Stored data:
------
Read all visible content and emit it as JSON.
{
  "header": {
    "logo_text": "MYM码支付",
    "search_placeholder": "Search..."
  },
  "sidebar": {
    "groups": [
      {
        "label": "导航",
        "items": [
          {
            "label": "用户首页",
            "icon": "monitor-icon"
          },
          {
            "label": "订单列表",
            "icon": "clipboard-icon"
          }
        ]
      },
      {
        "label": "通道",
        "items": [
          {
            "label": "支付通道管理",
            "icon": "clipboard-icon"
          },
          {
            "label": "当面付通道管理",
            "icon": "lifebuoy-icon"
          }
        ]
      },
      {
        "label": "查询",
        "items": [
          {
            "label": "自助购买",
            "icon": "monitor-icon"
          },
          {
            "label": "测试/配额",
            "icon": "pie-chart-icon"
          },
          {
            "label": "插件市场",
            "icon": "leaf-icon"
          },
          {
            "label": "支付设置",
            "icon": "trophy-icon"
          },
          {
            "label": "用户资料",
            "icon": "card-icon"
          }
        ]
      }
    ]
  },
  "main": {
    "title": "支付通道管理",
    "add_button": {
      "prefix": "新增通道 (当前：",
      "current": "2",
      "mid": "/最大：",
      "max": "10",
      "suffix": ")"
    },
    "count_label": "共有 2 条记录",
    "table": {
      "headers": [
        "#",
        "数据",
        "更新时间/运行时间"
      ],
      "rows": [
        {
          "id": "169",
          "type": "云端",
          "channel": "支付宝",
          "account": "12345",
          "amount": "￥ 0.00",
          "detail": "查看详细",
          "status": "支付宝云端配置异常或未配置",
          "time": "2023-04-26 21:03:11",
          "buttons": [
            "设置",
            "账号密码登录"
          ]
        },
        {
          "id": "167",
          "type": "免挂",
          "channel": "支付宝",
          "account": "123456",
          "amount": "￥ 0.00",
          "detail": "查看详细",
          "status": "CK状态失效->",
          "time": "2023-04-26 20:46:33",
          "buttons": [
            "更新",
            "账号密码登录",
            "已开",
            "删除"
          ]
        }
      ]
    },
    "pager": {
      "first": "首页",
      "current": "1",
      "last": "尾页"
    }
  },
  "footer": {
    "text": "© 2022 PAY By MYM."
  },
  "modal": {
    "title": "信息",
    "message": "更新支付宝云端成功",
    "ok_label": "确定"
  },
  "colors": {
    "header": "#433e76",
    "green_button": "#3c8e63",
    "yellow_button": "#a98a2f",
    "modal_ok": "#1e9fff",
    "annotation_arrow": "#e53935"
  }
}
------
Report all lines of the data above that include the string "time".

IN RESPONSE.
          "time": "2023-04-26 21:03:11",
          "time": "2023-04-26 20:46:33",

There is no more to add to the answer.